__WRITTEN EXERCISE__
Reproduce all the lines below exactly and omit the images.
·····
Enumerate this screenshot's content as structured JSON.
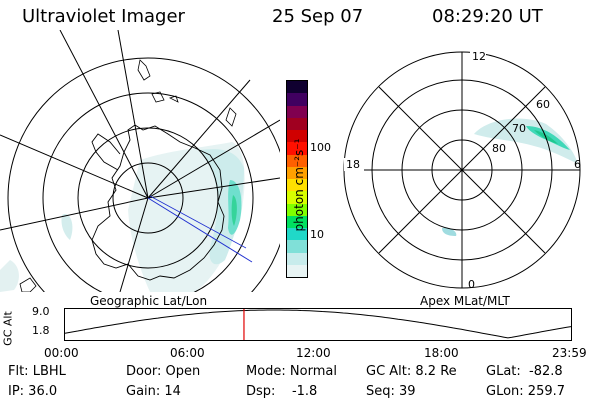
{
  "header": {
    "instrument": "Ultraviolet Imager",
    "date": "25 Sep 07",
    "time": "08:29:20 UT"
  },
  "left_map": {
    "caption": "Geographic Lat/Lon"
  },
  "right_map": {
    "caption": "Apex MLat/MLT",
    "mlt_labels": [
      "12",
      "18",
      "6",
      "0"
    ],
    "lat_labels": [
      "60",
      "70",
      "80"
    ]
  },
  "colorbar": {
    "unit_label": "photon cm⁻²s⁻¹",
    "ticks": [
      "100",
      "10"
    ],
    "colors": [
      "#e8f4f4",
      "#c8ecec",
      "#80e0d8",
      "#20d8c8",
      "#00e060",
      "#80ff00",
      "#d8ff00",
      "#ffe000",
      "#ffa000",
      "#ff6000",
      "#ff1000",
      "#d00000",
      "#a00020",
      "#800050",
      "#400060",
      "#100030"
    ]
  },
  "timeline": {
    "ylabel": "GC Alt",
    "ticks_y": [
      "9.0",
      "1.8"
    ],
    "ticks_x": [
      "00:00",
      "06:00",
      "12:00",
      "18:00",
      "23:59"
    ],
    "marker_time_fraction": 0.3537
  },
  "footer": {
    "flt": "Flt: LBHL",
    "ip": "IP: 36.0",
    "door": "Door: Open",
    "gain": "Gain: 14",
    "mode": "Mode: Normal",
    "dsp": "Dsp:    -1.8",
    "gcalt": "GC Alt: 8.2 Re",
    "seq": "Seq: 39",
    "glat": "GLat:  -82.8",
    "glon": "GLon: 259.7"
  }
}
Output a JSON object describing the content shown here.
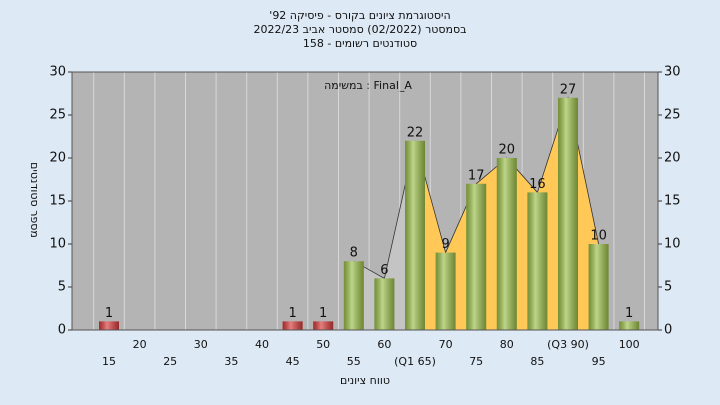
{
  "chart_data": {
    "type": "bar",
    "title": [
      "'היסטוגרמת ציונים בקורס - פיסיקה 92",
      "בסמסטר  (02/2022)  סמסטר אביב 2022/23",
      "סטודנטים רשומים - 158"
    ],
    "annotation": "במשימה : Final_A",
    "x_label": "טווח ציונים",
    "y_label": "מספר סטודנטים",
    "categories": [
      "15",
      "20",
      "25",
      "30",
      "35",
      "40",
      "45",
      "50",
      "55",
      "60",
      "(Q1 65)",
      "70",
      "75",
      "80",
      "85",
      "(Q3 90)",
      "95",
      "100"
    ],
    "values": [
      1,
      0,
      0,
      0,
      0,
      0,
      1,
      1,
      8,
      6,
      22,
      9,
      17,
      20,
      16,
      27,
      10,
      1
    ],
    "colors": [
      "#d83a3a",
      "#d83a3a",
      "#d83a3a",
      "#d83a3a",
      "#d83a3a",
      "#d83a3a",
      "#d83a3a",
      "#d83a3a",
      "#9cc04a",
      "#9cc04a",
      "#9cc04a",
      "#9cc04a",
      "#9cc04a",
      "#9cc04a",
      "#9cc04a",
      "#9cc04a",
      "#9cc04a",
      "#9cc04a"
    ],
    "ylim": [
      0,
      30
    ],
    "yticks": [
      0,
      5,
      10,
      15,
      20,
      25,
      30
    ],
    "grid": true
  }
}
·····
__FULL ANSWER__
Enumerate this screenshot's content as structured JSON.
{
  "header": {
    "instrument": "Ultraviolet Imager",
    "date": "25 Sep 07",
    "time": "08:29:20 UT"
  },
  "left_map": {
    "caption": "Geographic Lat/Lon"
  },
  "right_map": {
    "caption": "Apex MLat/MLT",
    "mlt_labels": [
      "12",
      "18",
      "6",
      "0"
    ],
    "lat_labels": [
      "60",
      "70",
      "80"
    ]
  },
  "colorbar": {
    "unit_label": "photon cm⁻²s⁻¹",
    "ticks": [
      "100",
      "10"
    ],
    "colors": [
      "#e8f4f4",
      "#c8ecec",
      "#80e0d8",
      "#20d8c8",
      "#00e060",
      "#80ff00",
      "#d8ff00",
      "#ffe000",
      "#ffa000",
      "#ff6000",
      "#ff1000",
      "#d00000",
      "#a00020",
      "#800050",
      "#400060",
      "#100030"
    ]
  },
  "timeline": {
    "ylabel": "GC Alt",
    "ticks_y": [
      "9.0",
      "1.8"
    ],
    "ticks_x": [
      "00:00",
      "06:00",
      "12:00",
      "18:00",
      "23:59"
    ],
    "marker_time_fraction": 0.3537
  },
  "footer": {
    "flt": "Flt: LBHL",
    "ip": "IP: 36.0",
    "door": "Door: Open",
    "gain": "Gain: 14",
    "mode": "Mode: Normal",
    "dsp": "Dsp:    -1.8",
    "gcalt": "GC Alt: 8.2 Re",
    "seq": "Seq: 39",
    "glat": "GLat:  -82.8",
    "glon": "GLon: 259.7"
  }
}
Output a JSON object describing the content shown here.
{
  "chart_data": {
    "type": "bar",
    "title": [
      "'היסטוגרמת ציונים בקורס - פיסיקה 92",
      "בסמסטר  (02/2022)  סמסטר אביב 2022/23",
      "סטודנטים רשומים - 158"
    ],
    "annotation": "במשימה : Final_A",
    "x_label": "טווח ציונים",
    "y_label": "מספר סטודנטים",
    "categories": [
      "15",
      "20",
      "25",
      "30",
      "35",
      "40",
      "45",
      "50",
      "55",
      "60",
      "(Q1 65)",
      "70",
      "75",
      "80",
      "85",
      "(Q3 90)",
      "95",
      "100"
    ],
    "values": [
      1,
      0,
      0,
      0,
      0,
      0,
      1,
      1,
      8,
      6,
      22,
      9,
      17,
      20,
      16,
      27,
      10,
      1
    ],
    "colors": [
      "#d83a3a",
      "#d83a3a",
      "#d83a3a",
      "#d83a3a",
      "#d83a3a",
      "#d83a3a",
      "#d83a3a",
      "#d83a3a",
      "#9cc04a",
      "#9cc04a",
      "#9cc04a",
      "#9cc04a",
      "#9cc04a",
      "#9cc04a",
      "#9cc04a",
      "#9cc04a",
      "#9cc04a",
      "#9cc04a"
    ],
    "ylim": [
      0,
      30
    ],
    "yticks": [
      0,
      5,
      10,
      15,
      20,
      25,
      30
    ],
    "grid": true
  }
}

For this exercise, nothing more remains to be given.